[Figure collection entries]
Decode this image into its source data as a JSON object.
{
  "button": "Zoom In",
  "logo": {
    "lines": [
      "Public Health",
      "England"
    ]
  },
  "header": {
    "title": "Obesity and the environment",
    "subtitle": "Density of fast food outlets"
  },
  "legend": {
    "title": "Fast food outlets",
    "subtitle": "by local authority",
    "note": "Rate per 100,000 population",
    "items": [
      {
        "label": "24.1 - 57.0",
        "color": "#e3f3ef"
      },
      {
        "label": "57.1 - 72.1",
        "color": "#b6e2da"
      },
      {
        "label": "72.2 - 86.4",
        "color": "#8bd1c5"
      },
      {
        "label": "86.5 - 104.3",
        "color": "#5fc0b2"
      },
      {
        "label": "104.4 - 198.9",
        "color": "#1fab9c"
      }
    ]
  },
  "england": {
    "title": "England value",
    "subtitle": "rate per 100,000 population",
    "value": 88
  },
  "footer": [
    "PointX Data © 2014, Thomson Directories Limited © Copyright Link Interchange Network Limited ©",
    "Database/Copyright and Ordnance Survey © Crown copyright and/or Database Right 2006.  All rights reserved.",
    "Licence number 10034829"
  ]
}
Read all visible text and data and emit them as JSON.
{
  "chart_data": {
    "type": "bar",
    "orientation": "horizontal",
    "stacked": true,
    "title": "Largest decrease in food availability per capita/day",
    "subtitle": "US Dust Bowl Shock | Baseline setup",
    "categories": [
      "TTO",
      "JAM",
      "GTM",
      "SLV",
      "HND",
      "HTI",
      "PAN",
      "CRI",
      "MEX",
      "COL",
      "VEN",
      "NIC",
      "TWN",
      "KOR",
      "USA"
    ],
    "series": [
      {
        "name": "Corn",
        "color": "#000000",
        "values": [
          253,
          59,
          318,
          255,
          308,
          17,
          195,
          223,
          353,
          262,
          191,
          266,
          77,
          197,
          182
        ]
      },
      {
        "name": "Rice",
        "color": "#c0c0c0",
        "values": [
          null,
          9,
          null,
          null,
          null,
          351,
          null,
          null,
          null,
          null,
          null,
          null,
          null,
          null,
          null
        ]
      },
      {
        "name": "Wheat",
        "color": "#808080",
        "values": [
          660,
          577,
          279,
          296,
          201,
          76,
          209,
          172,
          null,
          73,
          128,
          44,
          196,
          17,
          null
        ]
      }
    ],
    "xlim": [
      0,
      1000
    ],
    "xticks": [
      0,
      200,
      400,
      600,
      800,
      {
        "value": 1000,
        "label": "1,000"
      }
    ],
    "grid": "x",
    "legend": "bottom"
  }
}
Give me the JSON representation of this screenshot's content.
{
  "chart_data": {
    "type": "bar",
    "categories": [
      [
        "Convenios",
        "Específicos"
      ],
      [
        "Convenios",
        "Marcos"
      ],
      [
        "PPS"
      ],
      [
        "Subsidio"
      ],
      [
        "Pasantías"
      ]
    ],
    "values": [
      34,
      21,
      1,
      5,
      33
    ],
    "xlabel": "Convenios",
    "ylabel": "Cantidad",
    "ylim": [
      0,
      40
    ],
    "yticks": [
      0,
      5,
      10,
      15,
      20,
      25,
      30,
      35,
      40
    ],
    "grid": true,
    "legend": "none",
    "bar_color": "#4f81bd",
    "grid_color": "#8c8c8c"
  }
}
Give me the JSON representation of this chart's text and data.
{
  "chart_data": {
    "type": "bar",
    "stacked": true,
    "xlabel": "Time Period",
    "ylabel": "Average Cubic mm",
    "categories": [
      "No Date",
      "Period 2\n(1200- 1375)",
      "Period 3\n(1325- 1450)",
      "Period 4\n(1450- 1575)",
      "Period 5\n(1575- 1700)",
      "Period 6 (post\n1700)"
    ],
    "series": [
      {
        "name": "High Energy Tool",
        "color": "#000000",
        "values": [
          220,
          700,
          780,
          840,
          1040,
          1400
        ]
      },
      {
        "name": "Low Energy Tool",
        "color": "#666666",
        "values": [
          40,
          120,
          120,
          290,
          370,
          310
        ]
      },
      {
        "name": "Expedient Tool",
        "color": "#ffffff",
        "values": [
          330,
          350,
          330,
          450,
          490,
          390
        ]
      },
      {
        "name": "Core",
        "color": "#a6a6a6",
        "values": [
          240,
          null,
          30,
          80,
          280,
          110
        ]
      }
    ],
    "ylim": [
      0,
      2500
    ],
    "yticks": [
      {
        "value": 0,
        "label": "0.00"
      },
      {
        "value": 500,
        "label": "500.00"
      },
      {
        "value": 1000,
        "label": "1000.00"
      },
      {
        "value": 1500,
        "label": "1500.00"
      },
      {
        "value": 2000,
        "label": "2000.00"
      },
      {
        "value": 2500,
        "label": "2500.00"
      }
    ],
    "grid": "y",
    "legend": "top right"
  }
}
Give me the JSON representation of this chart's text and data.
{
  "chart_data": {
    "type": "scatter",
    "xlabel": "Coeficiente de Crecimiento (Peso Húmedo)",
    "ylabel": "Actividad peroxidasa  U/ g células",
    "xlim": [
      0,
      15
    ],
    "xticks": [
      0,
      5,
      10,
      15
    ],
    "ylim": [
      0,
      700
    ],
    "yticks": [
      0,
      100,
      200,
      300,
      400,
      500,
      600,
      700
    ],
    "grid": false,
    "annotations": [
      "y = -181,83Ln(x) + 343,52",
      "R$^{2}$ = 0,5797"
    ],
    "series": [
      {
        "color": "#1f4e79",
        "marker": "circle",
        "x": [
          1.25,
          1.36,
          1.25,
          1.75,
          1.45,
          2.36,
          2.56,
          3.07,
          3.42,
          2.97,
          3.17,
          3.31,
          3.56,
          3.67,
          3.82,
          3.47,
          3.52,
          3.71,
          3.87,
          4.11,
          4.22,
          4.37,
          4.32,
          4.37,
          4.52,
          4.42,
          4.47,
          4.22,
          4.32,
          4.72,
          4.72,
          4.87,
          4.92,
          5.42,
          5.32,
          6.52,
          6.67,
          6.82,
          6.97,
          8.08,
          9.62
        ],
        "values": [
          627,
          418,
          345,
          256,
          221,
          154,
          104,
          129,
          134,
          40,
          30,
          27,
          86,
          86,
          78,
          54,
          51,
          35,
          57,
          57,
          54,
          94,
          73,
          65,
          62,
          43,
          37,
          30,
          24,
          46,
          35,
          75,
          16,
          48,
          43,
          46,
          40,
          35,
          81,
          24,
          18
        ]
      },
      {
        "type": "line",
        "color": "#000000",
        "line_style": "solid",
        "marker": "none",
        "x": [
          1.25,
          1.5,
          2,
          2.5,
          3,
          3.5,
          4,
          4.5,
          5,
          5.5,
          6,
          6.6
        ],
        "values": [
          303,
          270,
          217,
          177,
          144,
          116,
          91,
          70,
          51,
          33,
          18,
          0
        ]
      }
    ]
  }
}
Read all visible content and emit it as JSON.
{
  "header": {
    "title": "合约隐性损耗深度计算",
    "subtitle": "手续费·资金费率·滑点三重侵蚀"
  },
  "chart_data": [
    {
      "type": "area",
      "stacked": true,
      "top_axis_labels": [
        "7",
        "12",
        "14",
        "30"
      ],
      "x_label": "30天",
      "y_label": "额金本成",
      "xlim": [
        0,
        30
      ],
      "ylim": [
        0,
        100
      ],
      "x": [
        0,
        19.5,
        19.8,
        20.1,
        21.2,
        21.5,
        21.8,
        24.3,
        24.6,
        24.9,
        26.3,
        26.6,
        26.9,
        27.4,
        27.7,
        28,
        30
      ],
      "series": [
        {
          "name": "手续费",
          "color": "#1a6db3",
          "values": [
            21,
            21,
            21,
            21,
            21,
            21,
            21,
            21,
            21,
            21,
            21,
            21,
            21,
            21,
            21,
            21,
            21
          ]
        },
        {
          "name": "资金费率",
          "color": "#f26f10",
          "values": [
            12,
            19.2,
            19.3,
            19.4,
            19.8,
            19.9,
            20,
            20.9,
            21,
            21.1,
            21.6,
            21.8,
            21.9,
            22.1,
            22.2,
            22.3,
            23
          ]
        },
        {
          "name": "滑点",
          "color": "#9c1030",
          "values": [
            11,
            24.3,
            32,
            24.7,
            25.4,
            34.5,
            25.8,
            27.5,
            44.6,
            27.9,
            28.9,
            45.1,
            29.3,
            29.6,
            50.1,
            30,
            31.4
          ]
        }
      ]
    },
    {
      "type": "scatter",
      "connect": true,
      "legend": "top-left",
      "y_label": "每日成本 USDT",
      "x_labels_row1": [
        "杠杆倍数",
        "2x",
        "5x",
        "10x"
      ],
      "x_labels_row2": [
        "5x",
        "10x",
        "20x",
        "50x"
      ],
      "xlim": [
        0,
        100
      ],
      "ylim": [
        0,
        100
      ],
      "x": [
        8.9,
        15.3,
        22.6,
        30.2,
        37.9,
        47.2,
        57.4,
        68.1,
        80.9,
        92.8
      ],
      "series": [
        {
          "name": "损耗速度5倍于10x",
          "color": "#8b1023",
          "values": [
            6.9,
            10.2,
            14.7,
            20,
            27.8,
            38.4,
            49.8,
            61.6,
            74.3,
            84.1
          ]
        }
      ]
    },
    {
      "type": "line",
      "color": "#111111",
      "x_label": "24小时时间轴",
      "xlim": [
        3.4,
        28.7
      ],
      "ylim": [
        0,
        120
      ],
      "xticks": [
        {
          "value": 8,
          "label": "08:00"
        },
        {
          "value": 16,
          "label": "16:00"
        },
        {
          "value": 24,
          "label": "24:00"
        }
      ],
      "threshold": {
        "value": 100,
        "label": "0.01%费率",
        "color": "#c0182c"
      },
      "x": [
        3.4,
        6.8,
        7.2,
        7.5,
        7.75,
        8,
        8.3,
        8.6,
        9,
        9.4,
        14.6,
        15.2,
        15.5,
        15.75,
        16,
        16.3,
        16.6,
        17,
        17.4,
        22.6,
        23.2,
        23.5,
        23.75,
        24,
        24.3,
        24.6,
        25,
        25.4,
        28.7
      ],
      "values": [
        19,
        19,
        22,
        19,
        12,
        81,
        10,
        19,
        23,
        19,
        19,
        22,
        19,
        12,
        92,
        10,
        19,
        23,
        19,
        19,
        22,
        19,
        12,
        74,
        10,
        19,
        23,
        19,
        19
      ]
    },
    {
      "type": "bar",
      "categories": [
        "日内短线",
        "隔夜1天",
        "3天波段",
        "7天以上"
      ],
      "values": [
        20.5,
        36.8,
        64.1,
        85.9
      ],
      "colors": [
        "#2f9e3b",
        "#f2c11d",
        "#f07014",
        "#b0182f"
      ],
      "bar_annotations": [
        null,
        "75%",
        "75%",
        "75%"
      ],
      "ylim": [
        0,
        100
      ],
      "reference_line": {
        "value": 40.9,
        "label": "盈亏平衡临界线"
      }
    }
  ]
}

Problem to solve =>
Say how many lines in the listing above include "type". Give nothing but the number.

Answer to this exercise =>
9